TASK DESCRIPTION
Count how many lines of the material below have the word "content" and give only the number.
○ ○ ○ ○ ○ ○ ○
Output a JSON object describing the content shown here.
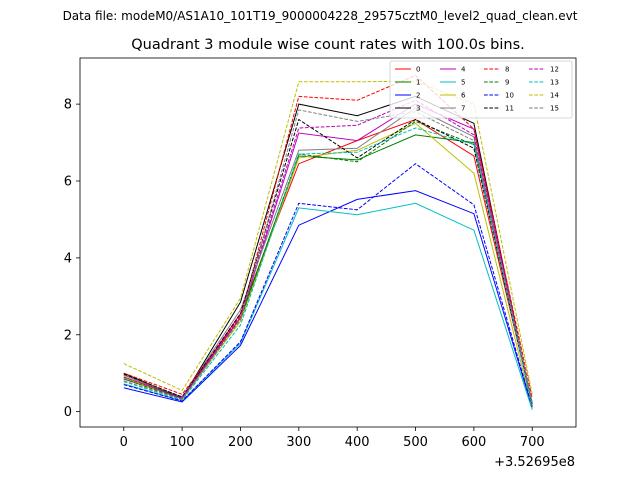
{
  "chart_data": {
    "type": "line",
    "suptitle": "Data file: modeM0/AS1A10_101T19_9000004228_29575cztM0_level2_quad_clean.evt",
    "title": "Quadrant 3 module wise count rates with 100.0s bins.",
    "xlabel": "",
    "ylabel": "",
    "x_offset_label": "+3.52695e8",
    "x": [
      0,
      100,
      200,
      300,
      400,
      500,
      600,
      700
    ],
    "xlim": [
      -75,
      775
    ],
    "ylim": [
      -0.4,
      9.2
    ],
    "xticks": [
      0,
      100,
      200,
      300,
      400,
      500,
      600,
      700
    ],
    "yticks": [
      0,
      2,
      4,
      6,
      8
    ],
    "legend_position": "top-right",
    "series": [
      {
        "name": "0",
        "color": "#ff0000",
        "dash": "solid",
        "values": [
          0.95,
          0.35,
          2.55,
          6.45,
          7.05,
          7.6,
          6.65,
          0.2
        ]
      },
      {
        "name": "1",
        "color": "#008000",
        "dash": "solid",
        "values": [
          0.9,
          0.35,
          2.45,
          6.65,
          6.55,
          7.2,
          7.0,
          0.15
        ]
      },
      {
        "name": "2",
        "color": "#0000ff",
        "dash": "solid",
        "values": [
          0.62,
          0.25,
          1.72,
          4.85,
          5.52,
          5.75,
          5.15,
          0.1
        ]
      },
      {
        "name": "3",
        "color": "#000000",
        "dash": "solid",
        "values": [
          1.0,
          0.35,
          2.85,
          8.0,
          7.7,
          8.2,
          7.5,
          0.15
        ]
      },
      {
        "name": "4",
        "color": "#bf00bf",
        "dash": "solid",
        "values": [
          0.85,
          0.35,
          2.45,
          7.25,
          7.05,
          8.0,
          7.35,
          0.15
        ]
      },
      {
        "name": "5",
        "color": "#00bfbf",
        "dash": "solid",
        "values": [
          0.72,
          0.28,
          1.78,
          5.3,
          5.12,
          5.42,
          4.72,
          0.05
        ]
      },
      {
        "name": "6",
        "color": "#bfbf00",
        "dash": "solid",
        "values": [
          0.88,
          0.32,
          2.35,
          6.6,
          6.8,
          7.5,
          6.2,
          0.1
        ]
      },
      {
        "name": "7",
        "color": "#808080",
        "dash": "solid",
        "values": [
          0.95,
          0.38,
          2.65,
          6.8,
          6.85,
          7.9,
          7.15,
          0.15
        ]
      },
      {
        "name": "8",
        "color": "#ff0000",
        "dash": "dashed",
        "values": [
          1.0,
          0.45,
          2.45,
          8.2,
          8.1,
          8.75,
          7.35,
          0.35
        ]
      },
      {
        "name": "9",
        "color": "#008000",
        "dash": "dashed",
        "values": [
          0.85,
          0.33,
          2.4,
          6.7,
          6.5,
          7.55,
          6.95,
          0.2
        ]
      },
      {
        "name": "10",
        "color": "#0000ff",
        "dash": "dashed",
        "values": [
          0.7,
          0.28,
          1.82,
          5.42,
          5.25,
          6.45,
          5.38,
          0.12
        ]
      },
      {
        "name": "11",
        "color": "#000000",
        "dash": "dashed",
        "values": [
          0.98,
          0.38,
          2.55,
          7.6,
          6.6,
          7.6,
          6.85,
          0.2
        ]
      },
      {
        "name": "12",
        "color": "#bf00bf",
        "dash": "dashed",
        "values": [
          0.9,
          0.35,
          2.5,
          7.38,
          7.45,
          8.1,
          7.2,
          0.2
        ]
      },
      {
        "name": "13",
        "color": "#00bfbf",
        "dash": "dashed",
        "values": [
          0.78,
          0.3,
          2.25,
          6.7,
          6.75,
          7.38,
          6.95,
          0.15
        ]
      },
      {
        "name": "14",
        "color": "#bfbf00",
        "dash": "dashed",
        "values": [
          1.25,
          0.55,
          2.95,
          8.58,
          8.58,
          8.6,
          8.0,
          0.45
        ]
      },
      {
        "name": "15",
        "color": "#808080",
        "dash": "dashed",
        "values": [
          0.8,
          0.32,
          2.4,
          7.85,
          7.55,
          7.8,
          7.05,
          0.25
        ]
      }
    ]
  }
}
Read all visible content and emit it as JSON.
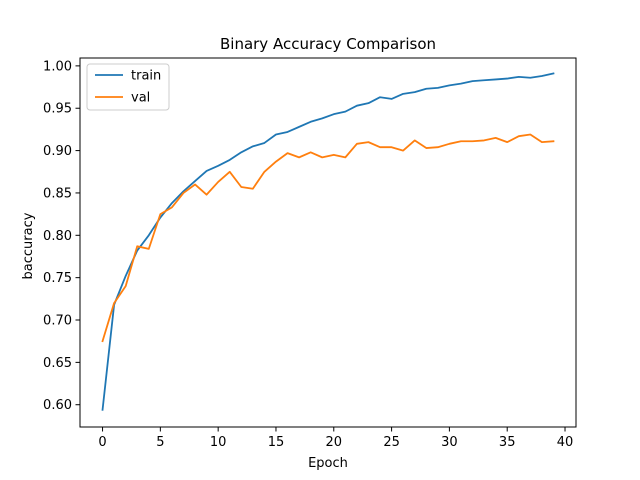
○ ○ ○ ○ ○ ○ ○
FINISHED ANSWER
2